◆ **What you are asked to do**: Look through the data below. Show each line where the string "условий" occurs.

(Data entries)
******

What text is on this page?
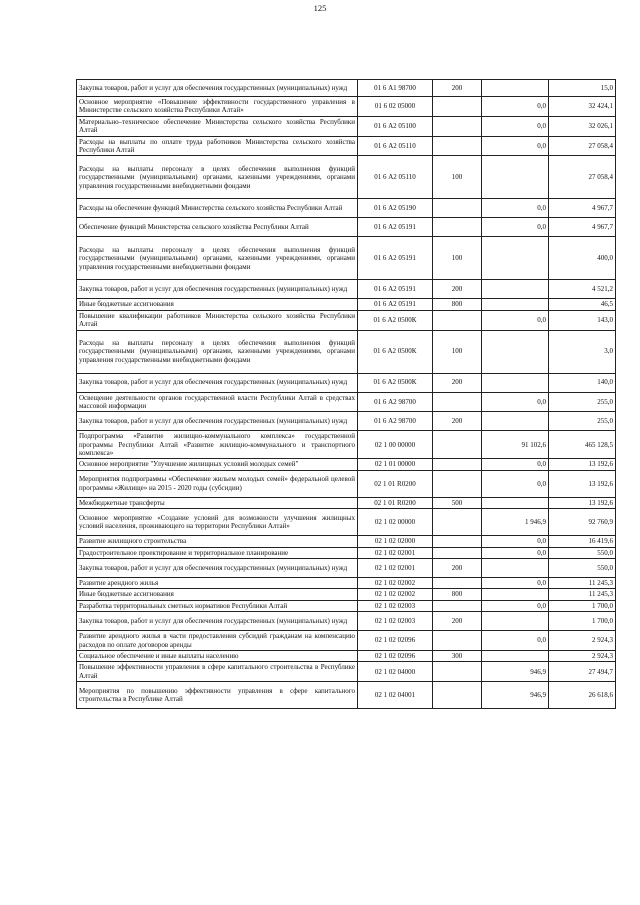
125
Закупка товаров, работ и услуг для обеспечения государственных (муниципальных) нужд	01 6 А1 98700	200		15,0
Основное мероприятие «Повышение эффективности государственного управления в Министерстве сельского хозяйства Республики Алтай»	01 6 02 05000		0,0	32 424,1
Материально–техническое обеспечение Министерства сельского хозяйства Республики Алтай	01 6 А2 05100		0,0	32 026,1
Расходы на выплаты по оплате труда работников Министерства сельского хозяйства Республики Алтай	01 6 А2 05110		0,0	27 058,4
Расходы на выплаты персоналу в целях обеспечения выполнения функций государственными (муниципальными) органами, казенными учреждениями, органами управления государственными внебюджетными фондами	01 6 А2 05110	100		27 058,4
Расходы на обеспечение функций Министерства сельского хозяйства Республики Алтай	01 6 А2 05190		0,0	4 967,7
Обеспечение функций Министерства сельского хозяйства Республики Алтай	01 6 А2 05191		0,0	4 967,7
Расходы на выплаты персоналу в целях обеспечения выполнения функций государственными (муниципальными) органами, казенными учреждениями, органами управления государственными внебюджетными фондами	01 6 А2 05191	100		400,0
Закупка товаров, работ и услуг для обеспечения государственных (муниципальных) нужд	01 6 А2 05191	200		4 521,2
Иные бюджетные ассигнования	01 6 А2 05191	800		46,5
Повышение квалификации работников Министерства сельского хозяйства Республики Алтай	01 6 А2 0500К		0,0	143,0
Расходы на выплаты персоналу в целях обеспечения выполнения функций государственными (муниципальными) органами, казенными учреждениями, органами управления государственными внебюджетными фондами	01 6 А2 0500К	100		3,0
Закупка товаров, работ и услуг для обеспечения государственных (муниципальных) нужд	01 6 А2 0500К	200		140,0
Освещение деятельности органов государственной власти Республики Алтай в средствах массовой информации	01 6 А2 98700		0,0	255,0
Закупка товаров, работ и услуг для обеспечения государственных (муниципальных) нужд	01 6 А2 98700	200		255,0
Подпрограмма «Развитие жилищно-коммунального комплекса» государственной программы Республики Алтай «Развитие жилищно-коммунального и транспортного комплекса»	02 1 00 00000		91 102,6	465 128,5
Основное мероприятие "Улучшение жилищных условий молодых семей"	02 1 01 00000		0,0	13 192,6
Мероприятия подпрограммы «Обеспечение жильем молодых семей» федеральной целевой программы «Жилище» на 2015 - 2020 годы (субсидии)	02 1 01 R0200		0,0	13 192,6
Межбюджетные трансферты	02 1 01 R0200	500		13 192,6
Основное мероприятие «Создание условий для возможности улучшения жилищных условий населения, проживающего на территории Республики Алтай»	02 1 02 00000		1 946,9	92 760,9
Развитие жилищного строительства	02 1 02 02000		0,0	16 419,6
Градостроительное проектирование и территориальное планирование	02 1 02 02001		0,0	550,0
Закупка товаров, работ и услуг для обеспечения государственных (муниципальных) нужд	02 1 02 02001	200		550,0
Развитие арендного жилья	02 1 02 02002		0,0	11 245,3
Иные бюджетные ассигнования	02 1 02 02002	800		11 245,3
Разработка территориальных сметных нормативов Республики Алтай	02 1 02 02003		0,0	1 700,0
Закупка товаров, работ и услуг для обеспечения государственных (муниципальных) нужд	02 1 02 02003	200		1 700,0
Развитие арендного жилья в части предоставления субсидий гражданам на компенсацию расходов по оплате договоров аренды	02 1 02 02096		0,0	2 924,3
Социальное обеспечение и иные выплаты населению	02 1 02 02096	300		2 924,3
Повышение эффективности управления в сфере капитального строительства в Республике Алтай	02 1 02 04000		946,9	27 494,7
Мероприятия по повышению эффективности управления в сфере капитального строительства в Республике Алтай	02 1 02 04001		946,9	26 618,6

******

◆ **Result of this exercise**:
Основное мероприятие "Улучшение жилищных условий молодых семей"	02 1 01 00000		0,0	13 192,6
Основное мероприятие «Создание условий для возможности улучшения жилищных условий населения, проживающего на территории Республики Алтай»	02 1 02 00000		1 946,9	92 760,9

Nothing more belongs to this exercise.